> Given request
Copy out, character for character, every line from the line containing "file-link-wrap[interactable]: музыки и" to the line containing "tab-close-icon[interactable]: ✕ [672, 33, 683, 49]", including both of those lines. Reproduce nothing else from the rows below.

> Exercise input
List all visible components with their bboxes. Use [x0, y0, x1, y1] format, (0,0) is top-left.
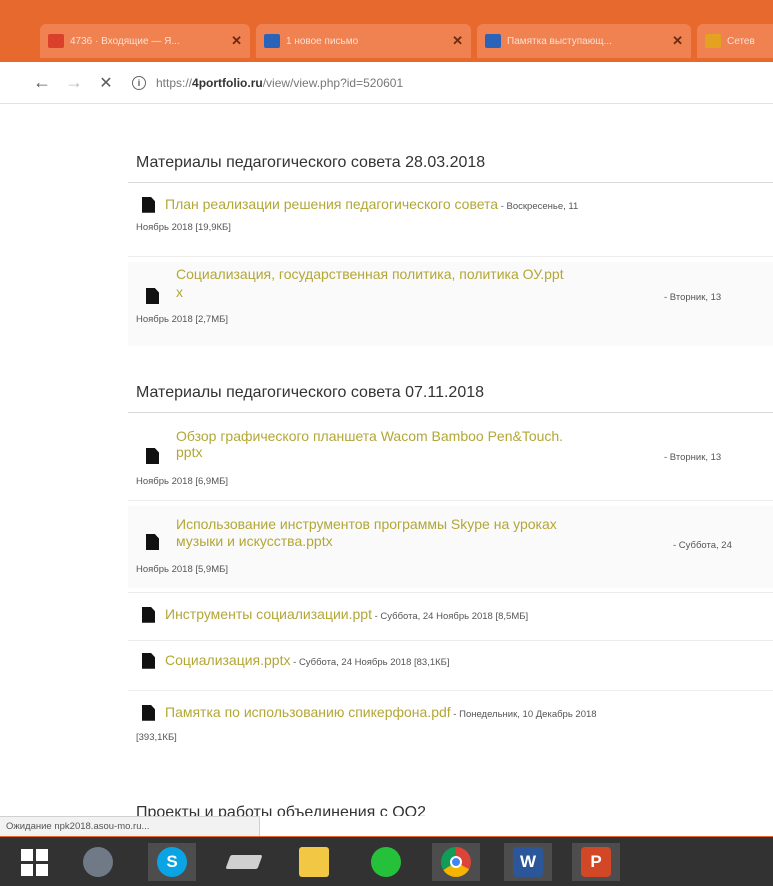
file-link-wrap[interactable]: музыки и искусства.pptx [176, 533, 333, 549]
chrome-center-icon [450, 856, 462, 868]
item-divider [128, 592, 773, 593]
file-link[interactable]: Использование инструментов программы Sky… [176, 516, 557, 532]
document-icon [146, 534, 159, 550]
scanner-icon [225, 855, 263, 869]
address-toolbar: ← → ✕ i https:// 4portfolio.ru /view/vie… [0, 62, 773, 104]
file-meta: - Понедельник, 10 Декабрь 2018 [450, 709, 597, 720]
file-link-wrap[interactable]: pptx [176, 444, 202, 460]
item-divider [128, 500, 773, 501]
file-item: Социализация, государственная политика, … [128, 262, 773, 346]
document-icon [142, 652, 155, 669]
stop-loading-icon[interactable]: ✕ [94, 73, 118, 93]
document-icon [142, 606, 155, 623]
document-icon [142, 704, 155, 721]
section-divider [128, 412, 773, 413]
item-divider [128, 640, 773, 641]
envelope-icon [264, 34, 280, 48]
file-meta: - Вторник, 13 [664, 292, 722, 303]
palette-icon [83, 847, 113, 877]
tab-close-icon[interactable]: ✕ [672, 33, 683, 49]
start-button[interactable] [10, 843, 58, 881]
tab-network[interactable]: Сетев [697, 24, 773, 58]
tab-title: Памятка выступающ... [507, 35, 612, 47]
file-link[interactable]: Памятка по использованию спикерфона.pdf [165, 704, 451, 720]
file-item: Социализация.pptx - Суббота, 24 Ноябрь 2… [128, 648, 773, 680]
tab-memo[interactable]: Памятка выступающ... ✕ [477, 24, 691, 58]
tab-close-icon[interactable]: ✕ [231, 33, 242, 49]
tab-title: 1 новое письмо [286, 35, 359, 47]
url-scheme: https:// [156, 75, 193, 90]
page-content: Материалы педагогического совета 28.03.2… [0, 104, 773, 816]
word-icon: W [513, 847, 543, 877]
file-link-wrap[interactable]: x [176, 284, 183, 300]
file-meta: - Суббота, 24 [673, 540, 732, 551]
taskbar-paint[interactable] [74, 843, 122, 881]
file-meta: - Суббота, 24 Ноябрь 2018 [83,1КБ] [290, 657, 450, 668]
url-host: 4portfolio.ru [192, 75, 263, 90]
site-info-icon[interactable]: i [132, 75, 146, 90]
file-meta-line: Ноябрь 2018 [19,9КБ] [136, 222, 231, 233]
file-meta-line: Ноябрь 2018 [5,9МБ] [136, 564, 229, 575]
mail-icon [48, 34, 64, 48]
tab-mail[interactable]: 4736 · Входящие — Я... ✕ [40, 24, 250, 58]
taskbar-whatsapp[interactable] [362, 843, 410, 881]
file-meta: - Суббота, 24 Ноябрь 2018 [8,5МБ] [371, 611, 529, 622]
file-meta: - Вторник, 13 [664, 452, 722, 463]
taskbar-explorer[interactable] [290, 843, 338, 881]
section-title: Материалы педагогического совета 07.11.2… [136, 384, 485, 401]
section-title-cutoff: Проекты и работы объединения с ОО2 [136, 804, 427, 816]
back-arrow-icon[interactable]: ← [30, 72, 54, 93]
document-icon [142, 196, 155, 213]
file-meta-line: Ноябрь 2018 [6,9МБ] [136, 476, 229, 487]
file-item: Памятка по использованию спикерфона.pdf … [128, 700, 773, 760]
document-icon [146, 288, 159, 304]
file-meta: - Воскресенье, 11 [498, 201, 579, 212]
status-bubble: Ожидание npk2018.asou-mo.ru... [0, 816, 260, 836]
windows-logo-icon [20, 848, 48, 876]
taskbar-word[interactable]: W [504, 843, 552, 881]
file-item: Инструменты социализации.ppt - Суббота, … [128, 600, 773, 632]
file-link[interactable]: Социализация.pptx [165, 652, 291, 668]
tab-title: Сетев [727, 35, 755, 47]
file-item: Использование инструментов программы Sky… [128, 506, 773, 588]
file-link[interactable]: Инструменты социализации.ppt [165, 606, 372, 622]
status-area [260, 816, 773, 836]
item-divider [128, 690, 773, 691]
taskbar-skype[interactable]: S [148, 843, 196, 881]
taskbar-chrome[interactable] [432, 843, 480, 881]
item-divider [128, 256, 773, 257]
file-link[interactable]: Социализация, государственная политика, … [176, 266, 564, 282]
folder-icon [705, 34, 721, 48]
file-item: План реализации решения педагогического … [128, 194, 773, 252]
chrome-icon [441, 847, 471, 877]
file-link[interactable]: План реализации решения педагогического … [165, 196, 498, 212]
url-path: /view/view.php?id=520601 [262, 75, 404, 90]
file-link[interactable]: Обзор графического планшета Wacom Bamboo… [176, 428, 563, 444]
tab-strip: 4736 · Входящие — Я... ✕ 1 новое письмо … [0, 0, 773, 62]
file-meta-line: Ноябрь 2018 [2,7МБ] [136, 314, 229, 325]
tab-title: 4736 · Входящие — Я... [70, 35, 180, 47]
whatsapp-icon [371, 847, 401, 877]
section-title: Материалы педагогического совета 28.03.2… [136, 154, 486, 171]
file-item: Обзор графического планшета Wacom Bamboo… [128, 422, 773, 506]
taskbar: S W P [0, 836, 773, 886]
section-divider [128, 182, 773, 183]
envelope-icon [485, 34, 501, 48]
tab-close-icon[interactable]: ✕ [452, 33, 463, 49]
taskbar-scanner[interactable] [220, 843, 268, 881]
skype-icon: S [157, 847, 187, 877]
tab-new-letter[interactable]: 1 новое письмо ✕ [256, 24, 471, 58]
powerpoint-icon: P [581, 847, 611, 877]
folder-icon [299, 847, 329, 877]
document-icon [146, 448, 159, 464]
forward-arrow-icon[interactable]: → [62, 72, 86, 93]
address-bar[interactable]: i https:// 4portfolio.ru /view/view.php?… [132, 75, 404, 90]
file-meta-line: [393,1КБ] [136, 732, 177, 743]
taskbar-powerpoint[interactable]: P [572, 843, 620, 881]
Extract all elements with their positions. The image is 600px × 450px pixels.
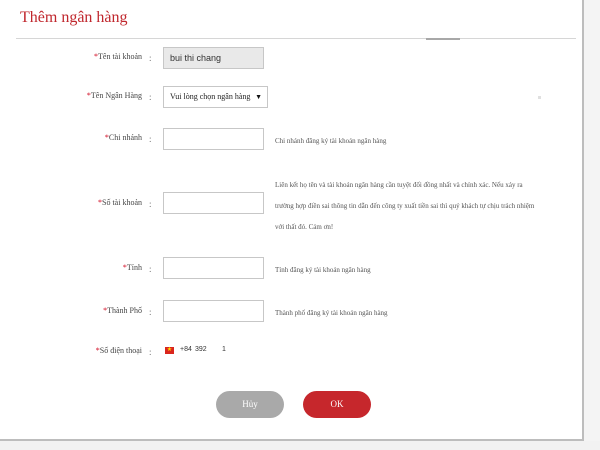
phone-country-code: +84: [180, 346, 192, 353]
phone-number: 392: [195, 346, 207, 353]
vietnam-flag-icon: ★: [165, 347, 174, 354]
title-divider: [16, 38, 576, 39]
bank-name-label-text: Tên Ngân Hàng: [90, 91, 142, 100]
account-number-input[interactable]: [163, 192, 264, 214]
phone-label-text: Số điện thoại: [99, 346, 142, 355]
colon: :: [149, 264, 152, 274]
account-number-label: *Số tài khoản: [72, 198, 142, 207]
colon: :: [149, 199, 152, 209]
branch-label-text: Chi nhánh: [108, 133, 142, 142]
city-input[interactable]: [163, 300, 264, 322]
colon: :: [149, 347, 152, 357]
colon: :: [149, 134, 152, 144]
colon: :: [149, 92, 152, 102]
province-input[interactable]: [163, 257, 264, 279]
colon: :: [149, 53, 152, 63]
window-right-gutter: [584, 0, 600, 450]
scroll-indicator: [426, 38, 460, 40]
province-label: *Tỉnh: [72, 263, 142, 272]
decorative-speck: [538, 96, 541, 99]
bank-name-label: *Tên Ngân Hàng: [72, 91, 142, 100]
phone-suffix: 1: [222, 346, 226, 353]
province-label-text: Tỉnh: [126, 263, 142, 272]
account-name-label: *Tên tài khoản: [72, 52, 142, 61]
province-help: Tỉnh đăng ký tài khoản ngân hàng: [275, 266, 371, 274]
colon: :: [149, 307, 152, 317]
account-number-label-text: Số tài khoản: [102, 198, 142, 207]
branch-help: Chi nhánh đăng ký tài khoản ngân hàng: [275, 137, 387, 145]
phone-label: *Số điện thoại: [72, 346, 142, 355]
bank-select-value: Vui lòng chọn ngân hàng: [170, 92, 251, 101]
chevron-down-icon: ▼: [255, 93, 262, 101]
window-bottom-strip: [0, 441, 600, 450]
cancel-button[interactable]: Hủy: [216, 391, 284, 418]
city-label: *Thành Phố: [72, 306, 142, 315]
bank-select[interactable]: Vui lòng chọn ngân hàng ▼: [163, 86, 268, 108]
account-number-help: Liên kết họ tên và tài khoản ngân hàng c…: [275, 181, 535, 231]
account-name-label-text: Tên tài khoản: [98, 52, 142, 61]
branch-input[interactable]: [163, 128, 264, 150]
account-name-field[interactable]: bui thi chang: [163, 47, 264, 69]
ok-button[interactable]: OK: [303, 391, 371, 418]
city-help: Thành phố đăng ký tài khoản ngân hàng: [275, 309, 388, 317]
branch-label: *Chi nhánh: [72, 133, 142, 142]
dialog-title: Thêm ngân hàng: [20, 9, 128, 26]
city-label-text: Thành Phố: [107, 306, 142, 315]
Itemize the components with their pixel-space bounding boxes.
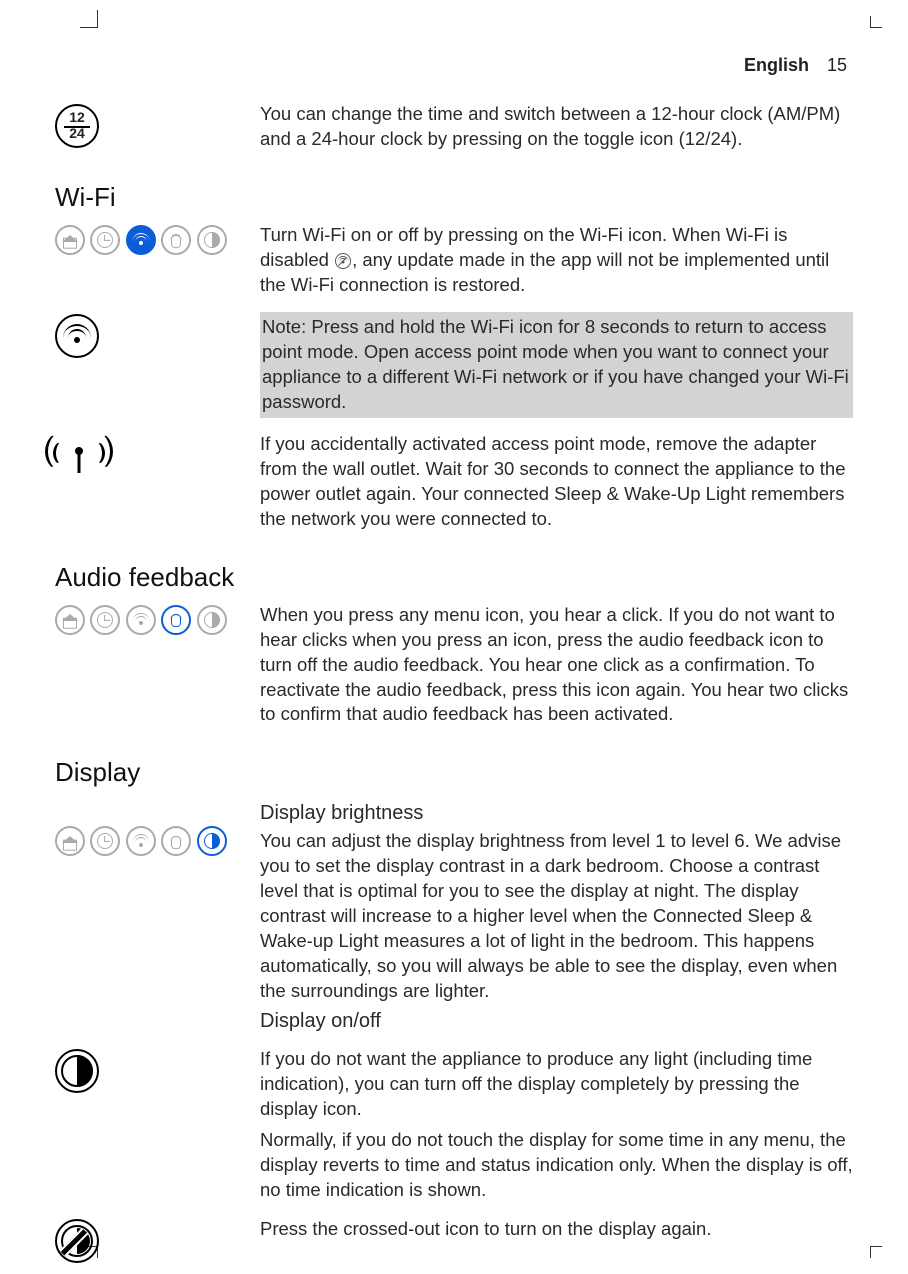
clock-description: You can change the time and switch betwe… xyxy=(260,102,853,152)
display-off-icon xyxy=(55,1219,99,1263)
wifi-icon xyxy=(126,225,156,255)
home-icon xyxy=(55,605,85,635)
wifi-note: Note: Press and hold the Wi-Fi icon for … xyxy=(260,312,853,418)
display-contrast-icon xyxy=(197,605,227,635)
home-icon xyxy=(55,826,85,856)
display-onoff-subheading: Display on/off xyxy=(260,1008,853,1035)
menu-icon-row-audio xyxy=(55,603,260,635)
display-contrast-icon xyxy=(197,225,227,255)
page-number: 15 xyxy=(827,55,847,76)
menu-icon-row-display xyxy=(55,798,260,856)
wifi-icon xyxy=(126,826,156,856)
touch-feedback-icon xyxy=(161,225,191,255)
wifi-icon xyxy=(126,605,156,635)
wifi-disabled-icon xyxy=(335,253,351,269)
crop-mark xyxy=(80,10,98,28)
display-contrast-icon xyxy=(197,826,227,856)
display-on-icon xyxy=(55,1049,99,1093)
touch-feedback-icon xyxy=(161,826,191,856)
wifi-paragraph-2: If you accidentally activated access poi… xyxy=(260,432,853,532)
page-header: English 15 xyxy=(55,55,847,76)
touch-feedback-icon xyxy=(161,605,191,635)
language-label: English xyxy=(744,55,809,76)
crop-mark xyxy=(870,10,888,28)
crop-mark xyxy=(870,1246,888,1264)
display-onoff-p1: If you do not want the appliance to prod… xyxy=(260,1047,853,1122)
clock-12-24-icon: 12 24 xyxy=(55,104,99,148)
access-point-icon xyxy=(55,434,103,478)
wifi-heading: Wi-Fi xyxy=(55,182,853,213)
wifi-large-icon xyxy=(55,314,99,358)
manual-page: English 15 12 24 You can change the time… xyxy=(0,0,908,1274)
clock-icon xyxy=(90,826,120,856)
display-brightness-subheading: Display brightness xyxy=(260,800,853,827)
display-heading: Display xyxy=(55,757,853,788)
wifi-paragraph-1: Turn Wi-Fi on or off by pressing on the … xyxy=(260,223,853,298)
menu-icon-row-wifi xyxy=(55,223,260,255)
audio-paragraph: When you press any menu icon, you hear a… xyxy=(260,603,853,728)
clock-icon xyxy=(90,225,120,255)
home-icon xyxy=(55,225,85,255)
clock-icon xyxy=(90,605,120,635)
display-onoff-p3: Press the crossed-out icon to turn on th… xyxy=(260,1217,853,1242)
display-brightness-paragraph: You can adjust the display brightness fr… xyxy=(260,829,853,1004)
display-onoff-p2: Normally, if you do not touch the displa… xyxy=(260,1128,853,1203)
icon-text-24: 24 xyxy=(57,126,97,141)
audio-heading: Audio feedback xyxy=(55,562,853,593)
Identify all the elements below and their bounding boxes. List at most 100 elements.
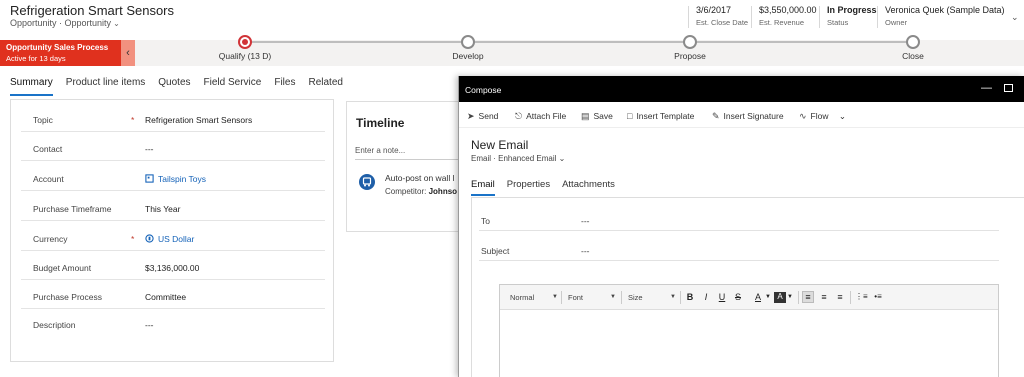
purchase-process-row[interactable]: Purchase Process Committee <box>21 280 325 309</box>
owner-field: Veronica Quek (Sample Data) Owner <box>885 5 1005 27</box>
chevron-down-icon[interactable]: ⌄ <box>839 111 846 121</box>
stage-circle-icon[interactable] <box>906 35 920 49</box>
send-label: Send <box>478 111 499 121</box>
note-input[interactable]: Enter a note... <box>355 146 405 155</box>
description-row[interactable]: Description --- <box>21 308 325 337</box>
field-label: Budget Amount <box>33 263 92 273</box>
form-selector[interactable]: Opportunity <box>65 18 112 28</box>
email-title: New Email <box>471 138 529 152</box>
align-center-icon[interactable]: ≡ <box>818 292 830 302</box>
send-button[interactable]: ➤ Send <box>467 111 498 122</box>
subject-field[interactable]: --- <box>581 246 590 256</box>
purchase-timeframe-row[interactable]: Purchase Timeframe This Year <box>21 192 325 221</box>
email-form-selector[interactable]: Enhanced Email <box>498 154 556 163</box>
caret-down-icon: ▼ <box>552 294 558 300</box>
process-track-line <box>245 41 915 43</box>
account-row[interactable]: Account Tailspin Toys <box>21 162 325 191</box>
required-marker: * <box>131 234 135 244</box>
insert-template-button[interactable]: □ Insert Template <box>627 111 694 121</box>
budget-amount-value[interactable]: $3,136,000.00 <box>145 263 199 273</box>
purchase-process-value[interactable]: Committee <box>145 292 186 302</box>
header-divider <box>819 6 820 28</box>
description-value[interactable]: --- <box>145 320 154 330</box>
signature-icon: ✎ <box>712 111 720 121</box>
topic-row[interactable]: Topic * Refrigeration Smart Sensors <box>21 103 325 132</box>
tab-quotes[interactable]: Quotes <box>158 77 190 96</box>
tab-attachments[interactable]: Attachments <box>562 179 615 196</box>
underline-button[interactable]: U <box>716 292 728 302</box>
expand-header-chevron-icon[interactable]: ⌄ <box>1011 12 1019 23</box>
record-header: Refrigeration Smart Sensors Opportunity … <box>0 0 1024 34</box>
stage-circle-icon[interactable] <box>683 35 697 49</box>
tab-properties[interactable]: Properties <box>507 179 550 196</box>
tab-related[interactable]: Related <box>308 77 342 96</box>
header-divider <box>688 6 689 28</box>
caret-down-icon: ▼ <box>670 294 676 300</box>
account-icon <box>145 174 154 183</box>
send-icon: ➤ <box>467 111 475 121</box>
field-label: Account <box>33 174 64 184</box>
flow-button[interactable]: ∿ Flow ⌄ <box>799 111 846 122</box>
currency-icon <box>145 234 154 243</box>
tab-field-service[interactable]: Field Service <box>204 77 262 96</box>
est-close-date-field: 3/6/2017 Est. Close Date <box>696 5 748 27</box>
paragraph-format-dropdown[interactable]: Normal ▼ <box>510 293 558 302</box>
toolbar-divider <box>680 291 681 304</box>
tab-email[interactable]: Email <box>471 179 495 196</box>
attach-file-button[interactable]: ⎋ Attach File <box>515 111 566 122</box>
font-value: Font <box>568 293 584 302</box>
bulleted-list-icon[interactable]: •≡ <box>872 292 884 301</box>
timeline-post-detail: Competitor: Johnso <box>385 187 457 196</box>
chevron-down-icon[interactable]: ⌄ <box>559 154 566 163</box>
to-field[interactable]: --- <box>581 216 590 226</box>
subject-row[interactable]: Subject --- <box>479 233 999 261</box>
currency-link[interactable]: US Dollar <box>158 234 194 244</box>
italic-button[interactable]: I <box>700 292 712 302</box>
editor-toolbar: Normal ▼ Font ▼ Size ▼ B I U S A ▼ A ▼ ≡ ≡ … <box>500 285 998 310</box>
font-dropdown[interactable]: Font ▼ <box>568 293 616 302</box>
account-value[interactable]: Tailspin Toys <box>145 174 206 184</box>
align-right-icon[interactable]: ≡ <box>834 292 846 302</box>
tab-summary[interactable]: Summary <box>10 77 53 96</box>
insert-signature-button[interactable]: ✎ Insert Signature <box>712 111 784 122</box>
compose-command-bar: ➤ Send ⎋ Attach File ▤ Save □ Insert Templat… <box>459 102 1024 128</box>
currency-row[interactable]: Currency * US Dollar <box>21 222 325 251</box>
minimize-icon[interactable]: — <box>981 82 992 94</box>
collapse-process-chevron-icon[interactable]: ‹ <box>121 40 135 66</box>
caret-down-icon[interactable]: ▼ <box>784 294 796 300</box>
contact-row[interactable]: Contact --- <box>21 132 325 161</box>
tab-files[interactable]: Files <box>274 77 295 96</box>
account-link[interactable]: Tailspin Toys <box>158 174 206 184</box>
flow-label: Flow <box>810 111 829 121</box>
stage-circle-icon[interactable] <box>461 35 475 49</box>
contact-value[interactable]: --- <box>145 144 154 154</box>
purchase-timeframe-value[interactable]: This Year <box>145 204 180 214</box>
note-underline <box>355 159 470 160</box>
status-field: In Progress Status <box>827 5 877 27</box>
strikethrough-button[interactable]: S <box>732 292 744 302</box>
process-flag[interactable]: Opportunity Sales Process Active for 13 … <box>0 40 121 66</box>
to-row[interactable]: To --- <box>479 203 999 231</box>
caret-down-icon[interactable]: ▼ <box>762 294 774 300</box>
save-label: Save <box>593 111 613 121</box>
chevron-down-icon[interactable]: ⌄ <box>113 19 120 28</box>
stage-label: Qualify (13 D) <box>218 51 272 61</box>
maximize-icon[interactable] <box>1004 84 1013 92</box>
currency-value[interactable]: US Dollar <box>145 234 194 244</box>
owner-link[interactable]: Veronica Quek (Sample Data) <box>885 5 1005 15</box>
rich-text-editor[interactable]: Normal ▼ Font ▼ Size ▼ B I U S A ▼ A ▼ ≡ ≡ … <box>499 284 999 377</box>
active-stage-icon[interactable] <box>238 35 252 49</box>
topic-value[interactable]: Refrigeration Smart Sensors <box>145 115 252 125</box>
font-size-dropdown[interactable]: Size ▼ <box>628 293 676 302</box>
align-left-icon[interactable]: ≡ <box>802 291 814 303</box>
tab-product-line-items[interactable]: Product line items <box>66 77 145 96</box>
timeline-post-text[interactable]: Auto-post on wall l <box>385 173 454 183</box>
field-label: Purchase Timeframe <box>33 204 112 214</box>
business-process-flow: Opportunity Sales Process Active for 13 … <box>0 35 1024 66</box>
field-label: Description <box>33 320 76 330</box>
save-button[interactable]: ▤ Save <box>581 111 613 122</box>
numbered-list-icon[interactable]: ⋮≡ <box>855 292 868 301</box>
budget-amount-row[interactable]: Budget Amount $3,136,000.00 <box>21 251 325 280</box>
record-subtitle: Opportunity · Opportunity ⌄ <box>10 18 120 28</box>
bold-button[interactable]: B <box>684 292 696 302</box>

> Result
file-link-wrap[interactable]: музыки и искусства.pptx [176, 533, 333, 549]
chrome-center-icon [450, 856, 462, 868]
item-divider [128, 592, 773, 593]
file-link[interactable]: Использование инструментов программы Sky… [176, 516, 557, 532]
document-icon [146, 534, 159, 550]
scanner-icon [225, 855, 263, 869]
address-toolbar: ← → ✕ i https:// 4portfolio.ru /view/vie… [0, 62, 773, 104]
file-meta: - Понедельник, 10 Декабрь 2018 [450, 709, 597, 720]
file-link-wrap[interactable]: pptx [176, 444, 202, 460]
item-divider [128, 500, 773, 501]
file-item: Социализация, государственная политика, … [128, 262, 773, 346]
document-icon [142, 652, 155, 669]
stop-loading-icon[interactable]: ✕ [94, 73, 118, 93]
document-icon [142, 606, 155, 623]
document-icon [142, 704, 155, 721]
section-divider [128, 412, 773, 413]
item-divider [128, 640, 773, 641]
envelope-icon [264, 34, 280, 48]
file-meta: - Вторник, 13 [664, 292, 722, 303]
palette-icon [83, 847, 113, 877]
tab-close-icon[interactable]: ✕ [672, 33, 683, 49]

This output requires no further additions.